(WHAT TO PRODUCE):
Print the listing below in its entirety, character for character.

(RECORD LIST):
%%

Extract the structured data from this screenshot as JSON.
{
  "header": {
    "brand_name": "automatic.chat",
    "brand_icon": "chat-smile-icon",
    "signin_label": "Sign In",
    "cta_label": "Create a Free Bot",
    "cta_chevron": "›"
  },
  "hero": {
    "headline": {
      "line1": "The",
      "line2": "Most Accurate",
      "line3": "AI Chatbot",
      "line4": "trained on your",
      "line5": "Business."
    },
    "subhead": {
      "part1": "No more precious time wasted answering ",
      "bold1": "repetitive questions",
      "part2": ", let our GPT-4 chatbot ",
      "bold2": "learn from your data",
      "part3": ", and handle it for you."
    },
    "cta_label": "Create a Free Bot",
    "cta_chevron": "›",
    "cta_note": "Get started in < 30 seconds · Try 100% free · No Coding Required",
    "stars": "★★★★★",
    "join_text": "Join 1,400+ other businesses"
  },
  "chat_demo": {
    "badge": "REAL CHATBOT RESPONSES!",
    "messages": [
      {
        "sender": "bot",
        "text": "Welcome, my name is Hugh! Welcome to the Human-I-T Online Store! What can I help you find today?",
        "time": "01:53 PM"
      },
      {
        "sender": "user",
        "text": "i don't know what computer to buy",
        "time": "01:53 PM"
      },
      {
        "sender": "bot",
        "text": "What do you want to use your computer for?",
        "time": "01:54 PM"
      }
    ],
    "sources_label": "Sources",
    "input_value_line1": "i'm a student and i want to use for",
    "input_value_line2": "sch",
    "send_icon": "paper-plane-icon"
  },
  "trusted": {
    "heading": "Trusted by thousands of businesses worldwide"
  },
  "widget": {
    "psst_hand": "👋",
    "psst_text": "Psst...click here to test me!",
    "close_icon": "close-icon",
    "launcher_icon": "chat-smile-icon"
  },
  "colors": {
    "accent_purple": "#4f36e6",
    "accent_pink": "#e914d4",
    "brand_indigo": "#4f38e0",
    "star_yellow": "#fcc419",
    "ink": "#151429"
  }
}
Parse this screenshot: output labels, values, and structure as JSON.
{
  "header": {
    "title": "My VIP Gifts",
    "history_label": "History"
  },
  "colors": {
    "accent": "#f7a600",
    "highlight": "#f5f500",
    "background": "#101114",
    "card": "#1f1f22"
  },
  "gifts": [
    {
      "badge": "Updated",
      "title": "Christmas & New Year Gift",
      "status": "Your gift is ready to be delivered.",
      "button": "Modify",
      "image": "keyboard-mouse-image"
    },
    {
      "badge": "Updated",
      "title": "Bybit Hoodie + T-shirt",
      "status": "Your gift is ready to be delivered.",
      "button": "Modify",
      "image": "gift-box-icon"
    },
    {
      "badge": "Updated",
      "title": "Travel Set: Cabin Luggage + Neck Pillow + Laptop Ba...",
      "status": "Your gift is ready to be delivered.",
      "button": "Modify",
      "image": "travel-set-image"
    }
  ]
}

%%

(CORRECT ANSWER):
Extract the structured data from this screenshot as JSON.
{
  "header": {
    "brand_name": "automatic.chat",
    "brand_icon": "chat-smile-icon",
    "signin_label": "Sign In",
    "cta_label": "Create a Free Bot",
    "cta_chevron": "›"
  },
  "hero": {
    "headline": {
      "line1": "The",
      "line2": "Most Accurate",
      "line3": "AI Chatbot",
      "line4": "trained on your",
      "line5": "Business."
    },
    "subhead": {
      "part1": "No more precious time wasted answering ",
      "bold1": "repetitive questions",
      "part2": ", let our GPT-4 chatbot ",
      "bold2": "learn from your data",
      "part3": ", and handle it for you."
    },
    "cta_label": "Create a Free Bot",
    "cta_chevron": "›",
    "cta_note": "Get started in < 30 seconds · Try 100% free · No Coding Required",
    "stars": "★★★★★",
    "join_text": "Join 1,400+ other businesses"
  },
  "chat_demo": {
    "badge": "REAL CHATBOT RESPONSES!",
    "messages": [
      {
        "sender": "bot",
        "text": "Welcome, my name is Hugh! Welcome to the Human-I-T Online Store! What can I help you find today?",
        "time": "01:53 PM"
      },
      {
        "sender": "user",
        "text": "i don't know what computer to buy",
        "time": "01:53 PM"
      },
      {
        "sender": "bot",
        "text": "What do you want to use your computer for?",
        "time": "01:54 PM"
      }
    ],
    "sources_label": "Sources",
    "input_value_line1": "i'm a student and i want to use for",
    "input_value_line2": "sch",
    "send_icon": "paper-plane-icon"
  },
  "trusted": {
    "heading": "Trusted by thousands of businesses worldwide"
  },
  "widget": {
    "psst_hand": "👋",
    "psst_text": "Psst...click here to test me!",
    "close_icon": "close-icon",
    "launcher_icon": "chat-smile-icon"
  },
  "colors": {
    "accent_purple": "#4f36e6",
    "accent_pink": "#e914d4",
    "brand_indigo": "#4f38e0",
    "star_yellow": "#fcc419",
    "ink": "#151429"
  }
}
Parse this screenshot: output labels, values, and structure as JSON.
{
  "header": {
    "title": "My VIP Gifts",
    "history_label": "History"
  },
  "colors": {
    "accent": "#f7a600",
    "highlight": "#f5f500",
    "background": "#101114",
    "card": "#1f1f22"
  },
  "gifts": [
    {
      "badge": "Updated",
      "title": "Christmas & New Year Gift",
      "status": "Your gift is ready to be delivered.",
      "button": "Modify",
      "image": "keyboard-mouse-image"
    },
    {
      "badge": "Updated",
      "title": "Bybit Hoodie + T-shirt",
      "status": "Your gift is ready to be delivered.",
      "button": "Modify",
      "image": "gift-box-icon"
    },
    {
      "badge": "Updated",
      "title": "Travel Set: Cabin Luggage + Neck Pillow + Laptop Ba...",
      "status": "Your gift is ready to be delivered.",
      "button": "Modify",
      "image": "travel-set-image"
    }
  ]
}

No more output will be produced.